▶ [DIRECTIVE]:
Copy each line below that includes "colors".

▶ [DATA PROVIDED]:
— Begin —
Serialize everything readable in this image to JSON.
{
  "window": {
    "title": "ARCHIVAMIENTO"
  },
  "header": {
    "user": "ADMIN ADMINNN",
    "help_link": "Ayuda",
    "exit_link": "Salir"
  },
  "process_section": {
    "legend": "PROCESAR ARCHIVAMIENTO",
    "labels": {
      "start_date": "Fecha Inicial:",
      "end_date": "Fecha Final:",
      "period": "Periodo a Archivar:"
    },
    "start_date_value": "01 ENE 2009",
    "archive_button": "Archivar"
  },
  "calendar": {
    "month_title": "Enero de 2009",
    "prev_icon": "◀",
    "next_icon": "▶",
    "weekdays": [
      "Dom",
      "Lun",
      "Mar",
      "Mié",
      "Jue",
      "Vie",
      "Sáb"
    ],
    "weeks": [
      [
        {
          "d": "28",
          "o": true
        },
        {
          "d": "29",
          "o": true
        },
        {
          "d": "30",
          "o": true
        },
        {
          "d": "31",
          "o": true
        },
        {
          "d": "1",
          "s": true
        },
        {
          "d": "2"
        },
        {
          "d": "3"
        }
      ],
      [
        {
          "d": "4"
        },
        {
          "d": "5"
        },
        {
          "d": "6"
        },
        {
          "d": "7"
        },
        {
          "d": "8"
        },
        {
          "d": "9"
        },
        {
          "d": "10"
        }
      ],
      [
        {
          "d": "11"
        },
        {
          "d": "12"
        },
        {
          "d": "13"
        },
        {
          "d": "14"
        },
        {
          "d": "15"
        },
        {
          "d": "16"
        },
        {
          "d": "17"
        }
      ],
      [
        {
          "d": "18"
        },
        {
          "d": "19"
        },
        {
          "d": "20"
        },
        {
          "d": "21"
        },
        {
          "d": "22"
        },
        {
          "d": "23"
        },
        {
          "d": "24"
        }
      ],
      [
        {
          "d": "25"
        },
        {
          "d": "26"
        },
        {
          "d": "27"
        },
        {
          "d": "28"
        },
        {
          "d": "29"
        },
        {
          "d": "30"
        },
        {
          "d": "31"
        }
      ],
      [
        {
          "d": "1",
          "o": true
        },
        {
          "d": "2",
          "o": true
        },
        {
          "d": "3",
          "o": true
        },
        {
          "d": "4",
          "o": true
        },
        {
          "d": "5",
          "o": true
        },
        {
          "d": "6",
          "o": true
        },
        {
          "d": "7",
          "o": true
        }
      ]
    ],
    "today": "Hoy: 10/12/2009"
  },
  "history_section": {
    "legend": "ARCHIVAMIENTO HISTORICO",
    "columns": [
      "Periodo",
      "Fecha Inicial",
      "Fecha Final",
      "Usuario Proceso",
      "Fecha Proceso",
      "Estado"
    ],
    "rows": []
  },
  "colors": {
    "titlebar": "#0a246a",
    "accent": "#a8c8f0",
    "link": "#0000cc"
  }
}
— End —
— Begin —
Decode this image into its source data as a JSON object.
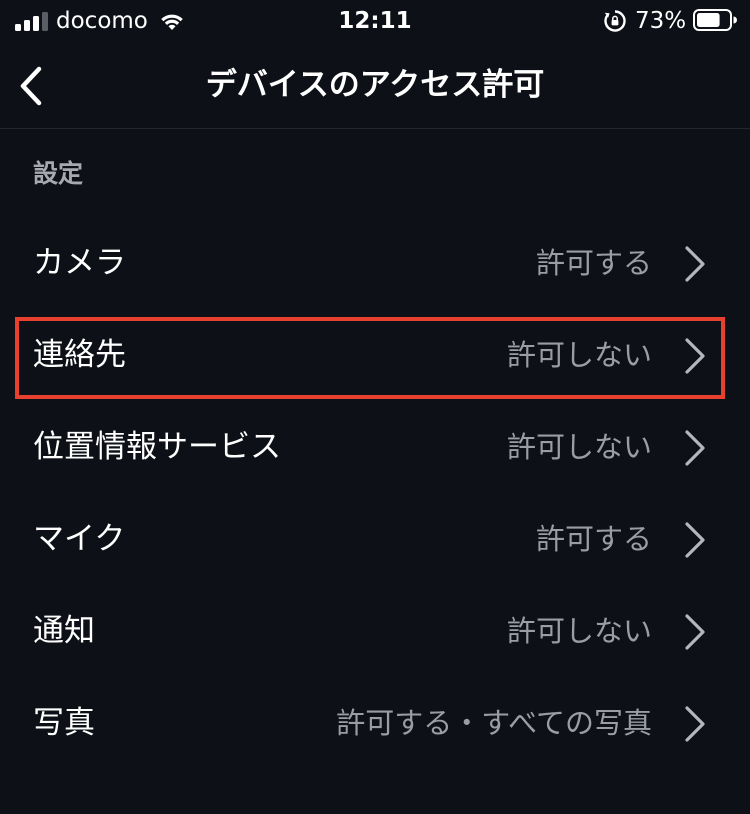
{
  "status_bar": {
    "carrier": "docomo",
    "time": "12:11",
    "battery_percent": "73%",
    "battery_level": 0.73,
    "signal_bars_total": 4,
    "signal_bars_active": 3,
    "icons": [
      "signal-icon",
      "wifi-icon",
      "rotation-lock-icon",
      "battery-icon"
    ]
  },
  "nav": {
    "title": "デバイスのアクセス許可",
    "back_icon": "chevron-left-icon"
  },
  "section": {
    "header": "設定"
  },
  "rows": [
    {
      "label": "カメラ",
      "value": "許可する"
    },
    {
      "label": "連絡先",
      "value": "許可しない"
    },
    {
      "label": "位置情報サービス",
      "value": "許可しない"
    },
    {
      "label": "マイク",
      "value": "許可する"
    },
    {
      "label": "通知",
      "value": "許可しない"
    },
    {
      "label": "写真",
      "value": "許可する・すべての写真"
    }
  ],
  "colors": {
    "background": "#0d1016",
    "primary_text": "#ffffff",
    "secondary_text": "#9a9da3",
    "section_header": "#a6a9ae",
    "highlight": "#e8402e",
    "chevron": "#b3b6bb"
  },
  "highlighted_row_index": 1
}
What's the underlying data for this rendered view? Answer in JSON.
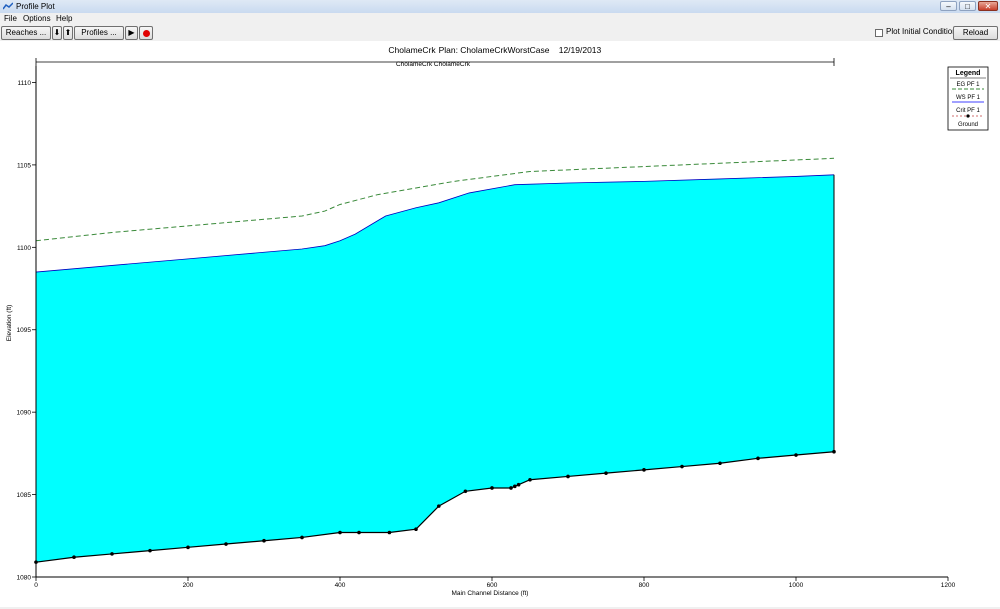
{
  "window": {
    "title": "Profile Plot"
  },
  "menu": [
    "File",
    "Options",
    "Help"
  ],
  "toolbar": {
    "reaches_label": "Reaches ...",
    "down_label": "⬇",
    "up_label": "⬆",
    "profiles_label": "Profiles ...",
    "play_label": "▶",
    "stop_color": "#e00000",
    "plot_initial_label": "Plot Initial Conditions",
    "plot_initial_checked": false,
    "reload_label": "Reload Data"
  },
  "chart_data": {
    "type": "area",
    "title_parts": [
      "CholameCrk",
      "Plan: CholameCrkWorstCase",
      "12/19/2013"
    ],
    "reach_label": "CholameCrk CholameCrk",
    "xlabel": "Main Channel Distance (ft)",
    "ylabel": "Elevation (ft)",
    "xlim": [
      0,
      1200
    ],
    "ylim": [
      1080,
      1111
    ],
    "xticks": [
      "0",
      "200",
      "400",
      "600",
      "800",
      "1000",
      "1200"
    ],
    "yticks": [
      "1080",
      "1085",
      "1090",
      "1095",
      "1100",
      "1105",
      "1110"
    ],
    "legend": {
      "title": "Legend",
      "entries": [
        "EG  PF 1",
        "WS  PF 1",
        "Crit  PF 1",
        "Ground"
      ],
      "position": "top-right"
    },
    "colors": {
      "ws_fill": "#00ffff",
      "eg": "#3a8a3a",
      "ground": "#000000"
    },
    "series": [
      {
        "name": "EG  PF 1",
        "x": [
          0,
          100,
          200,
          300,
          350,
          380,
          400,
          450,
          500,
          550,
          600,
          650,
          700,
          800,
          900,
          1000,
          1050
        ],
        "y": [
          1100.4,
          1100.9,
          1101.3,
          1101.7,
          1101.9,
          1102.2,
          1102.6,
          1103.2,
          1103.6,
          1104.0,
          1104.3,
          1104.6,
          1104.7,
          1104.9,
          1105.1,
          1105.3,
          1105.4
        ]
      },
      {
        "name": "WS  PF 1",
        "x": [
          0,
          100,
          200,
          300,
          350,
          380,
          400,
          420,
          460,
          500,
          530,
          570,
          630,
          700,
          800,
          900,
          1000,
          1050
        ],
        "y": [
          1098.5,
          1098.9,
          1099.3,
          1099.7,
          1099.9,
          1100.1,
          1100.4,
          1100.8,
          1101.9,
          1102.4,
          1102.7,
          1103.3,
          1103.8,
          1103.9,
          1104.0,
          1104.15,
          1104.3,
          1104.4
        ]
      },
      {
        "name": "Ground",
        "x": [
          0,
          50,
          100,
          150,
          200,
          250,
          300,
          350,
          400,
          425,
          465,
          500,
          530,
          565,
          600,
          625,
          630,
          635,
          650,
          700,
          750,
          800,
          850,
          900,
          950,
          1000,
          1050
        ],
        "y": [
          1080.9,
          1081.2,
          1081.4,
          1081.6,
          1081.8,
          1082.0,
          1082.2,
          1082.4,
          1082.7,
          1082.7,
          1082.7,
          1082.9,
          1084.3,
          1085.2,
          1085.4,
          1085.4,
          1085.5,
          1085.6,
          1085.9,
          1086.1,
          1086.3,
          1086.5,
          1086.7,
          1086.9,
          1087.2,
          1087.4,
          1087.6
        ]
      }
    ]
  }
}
— End —
— Begin —
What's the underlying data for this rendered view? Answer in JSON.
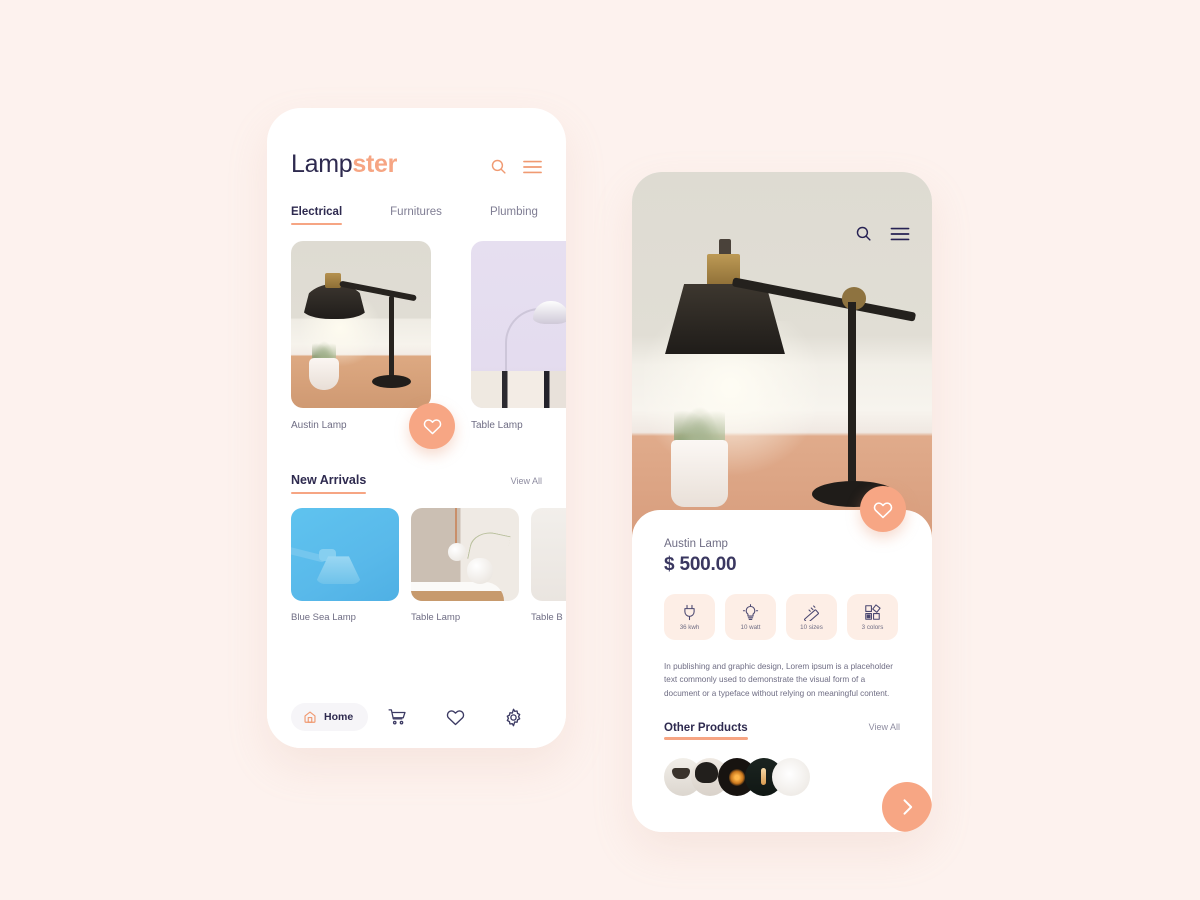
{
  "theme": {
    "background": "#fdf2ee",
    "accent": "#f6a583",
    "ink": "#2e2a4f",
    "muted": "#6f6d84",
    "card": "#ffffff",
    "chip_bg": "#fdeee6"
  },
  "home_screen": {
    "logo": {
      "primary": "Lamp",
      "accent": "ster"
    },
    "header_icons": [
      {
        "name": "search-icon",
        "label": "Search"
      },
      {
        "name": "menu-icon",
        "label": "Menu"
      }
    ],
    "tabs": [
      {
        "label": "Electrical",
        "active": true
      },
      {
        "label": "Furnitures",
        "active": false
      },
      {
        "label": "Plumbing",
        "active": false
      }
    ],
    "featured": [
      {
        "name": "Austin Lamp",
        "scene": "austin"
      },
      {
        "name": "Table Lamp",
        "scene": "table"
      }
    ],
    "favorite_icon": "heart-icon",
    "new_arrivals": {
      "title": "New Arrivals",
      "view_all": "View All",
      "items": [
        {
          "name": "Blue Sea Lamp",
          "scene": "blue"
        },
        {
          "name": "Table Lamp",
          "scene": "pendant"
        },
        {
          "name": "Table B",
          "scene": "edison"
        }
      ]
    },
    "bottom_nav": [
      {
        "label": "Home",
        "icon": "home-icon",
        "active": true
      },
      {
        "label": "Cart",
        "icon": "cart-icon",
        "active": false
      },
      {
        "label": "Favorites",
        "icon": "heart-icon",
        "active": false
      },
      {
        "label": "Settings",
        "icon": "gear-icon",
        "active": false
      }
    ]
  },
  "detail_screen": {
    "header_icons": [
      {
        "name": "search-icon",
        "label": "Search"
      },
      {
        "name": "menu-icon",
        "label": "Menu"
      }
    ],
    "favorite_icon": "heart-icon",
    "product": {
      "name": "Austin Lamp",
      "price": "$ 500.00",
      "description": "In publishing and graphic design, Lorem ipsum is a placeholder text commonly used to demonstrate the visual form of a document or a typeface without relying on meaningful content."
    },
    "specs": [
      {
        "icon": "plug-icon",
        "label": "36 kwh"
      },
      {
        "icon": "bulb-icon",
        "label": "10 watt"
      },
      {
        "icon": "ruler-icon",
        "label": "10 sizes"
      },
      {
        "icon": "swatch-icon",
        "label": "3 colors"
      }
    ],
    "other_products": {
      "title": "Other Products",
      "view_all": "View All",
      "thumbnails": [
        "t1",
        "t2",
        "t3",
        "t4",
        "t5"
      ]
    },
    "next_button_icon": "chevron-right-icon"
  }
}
— End —
▶ [FINISHED EXERCISE]:
  "colors": {
  "colors": {
    "colors": {
        "label": "3 colors"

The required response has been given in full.